* Exercise
Search the data below for the string "JSON". Extract every line that contains it.

* Information shown
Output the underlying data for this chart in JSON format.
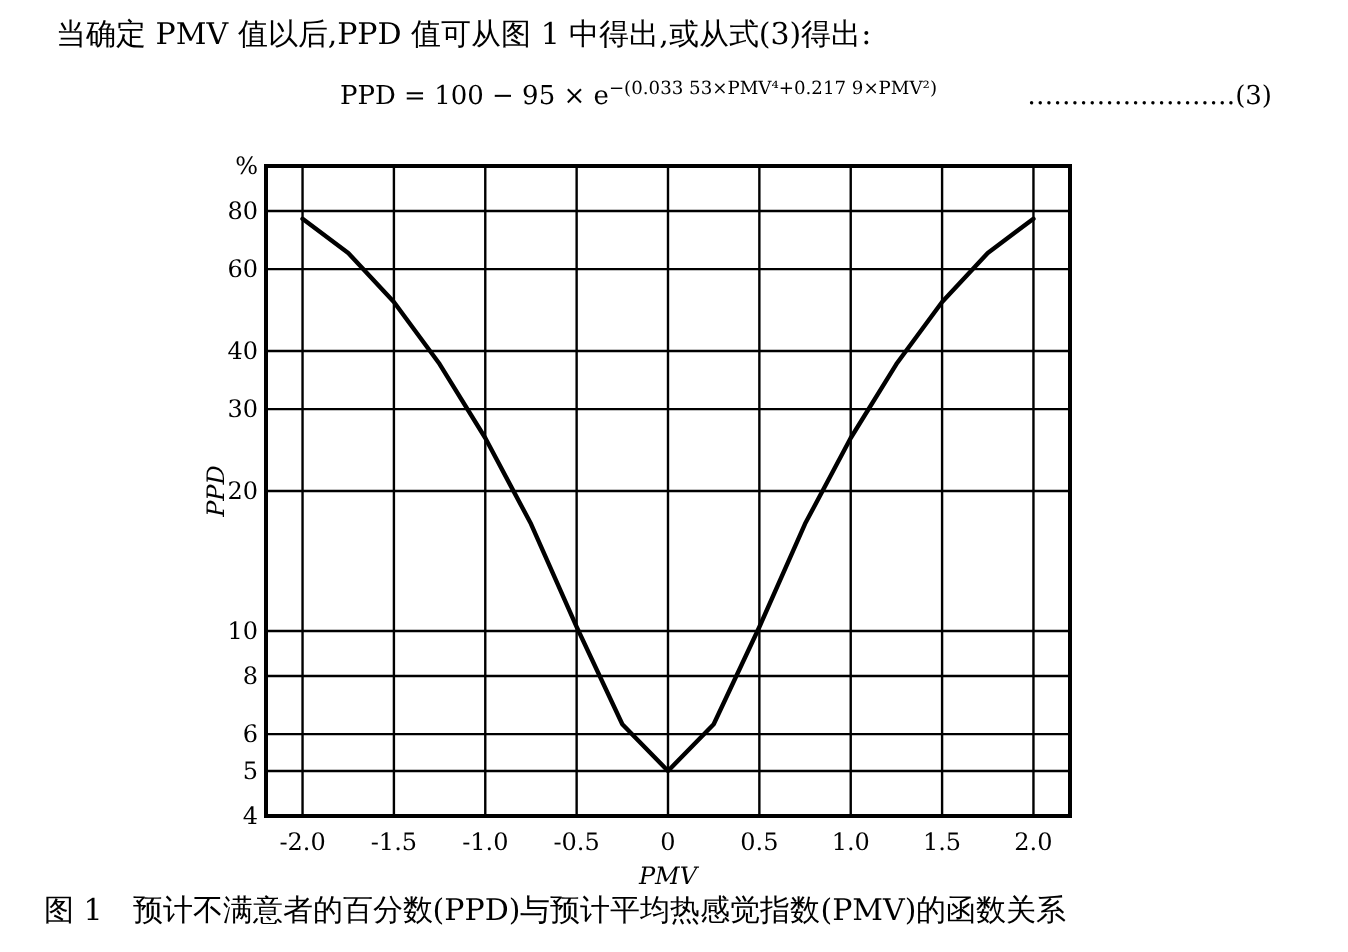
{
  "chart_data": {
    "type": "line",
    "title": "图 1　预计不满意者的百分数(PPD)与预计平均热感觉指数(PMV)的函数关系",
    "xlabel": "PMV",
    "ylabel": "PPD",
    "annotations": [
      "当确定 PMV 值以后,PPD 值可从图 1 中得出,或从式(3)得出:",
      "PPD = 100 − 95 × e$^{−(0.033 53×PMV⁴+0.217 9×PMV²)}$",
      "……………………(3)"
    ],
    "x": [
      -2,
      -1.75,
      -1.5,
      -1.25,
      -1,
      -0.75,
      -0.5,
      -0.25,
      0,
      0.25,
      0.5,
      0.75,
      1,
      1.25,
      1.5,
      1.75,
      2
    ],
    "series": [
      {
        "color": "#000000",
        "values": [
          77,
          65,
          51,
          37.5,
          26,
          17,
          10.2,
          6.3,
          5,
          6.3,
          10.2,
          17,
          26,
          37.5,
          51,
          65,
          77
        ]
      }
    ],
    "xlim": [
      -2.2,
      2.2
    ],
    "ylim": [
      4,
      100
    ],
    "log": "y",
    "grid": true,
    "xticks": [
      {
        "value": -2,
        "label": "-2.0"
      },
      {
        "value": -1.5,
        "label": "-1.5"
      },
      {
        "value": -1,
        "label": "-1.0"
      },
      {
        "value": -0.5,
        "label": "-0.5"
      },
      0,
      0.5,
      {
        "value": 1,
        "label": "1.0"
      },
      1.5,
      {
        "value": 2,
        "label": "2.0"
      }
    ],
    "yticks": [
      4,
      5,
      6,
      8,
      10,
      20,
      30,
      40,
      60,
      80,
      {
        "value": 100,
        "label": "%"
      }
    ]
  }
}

==

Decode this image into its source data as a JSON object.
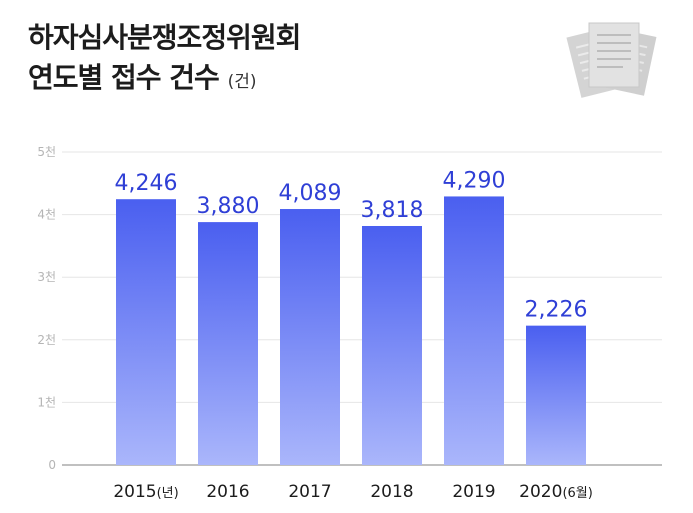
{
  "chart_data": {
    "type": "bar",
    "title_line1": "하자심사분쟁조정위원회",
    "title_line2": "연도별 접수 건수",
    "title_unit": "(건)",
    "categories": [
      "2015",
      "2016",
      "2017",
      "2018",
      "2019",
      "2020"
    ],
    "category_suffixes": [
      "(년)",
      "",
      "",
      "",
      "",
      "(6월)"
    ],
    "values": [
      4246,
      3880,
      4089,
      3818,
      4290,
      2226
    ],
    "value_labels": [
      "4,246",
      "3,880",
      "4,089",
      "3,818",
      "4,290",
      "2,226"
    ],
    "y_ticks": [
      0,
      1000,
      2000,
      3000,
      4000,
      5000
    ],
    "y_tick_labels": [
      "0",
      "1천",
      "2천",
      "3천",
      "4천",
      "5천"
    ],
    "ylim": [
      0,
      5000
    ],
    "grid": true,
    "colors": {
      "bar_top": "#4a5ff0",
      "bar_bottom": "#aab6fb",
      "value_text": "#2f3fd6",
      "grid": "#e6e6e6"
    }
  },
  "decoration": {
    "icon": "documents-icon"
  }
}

* Full response
Output the underlying data for this chart in JSON format.
Decode this image into its source data as a JSON object.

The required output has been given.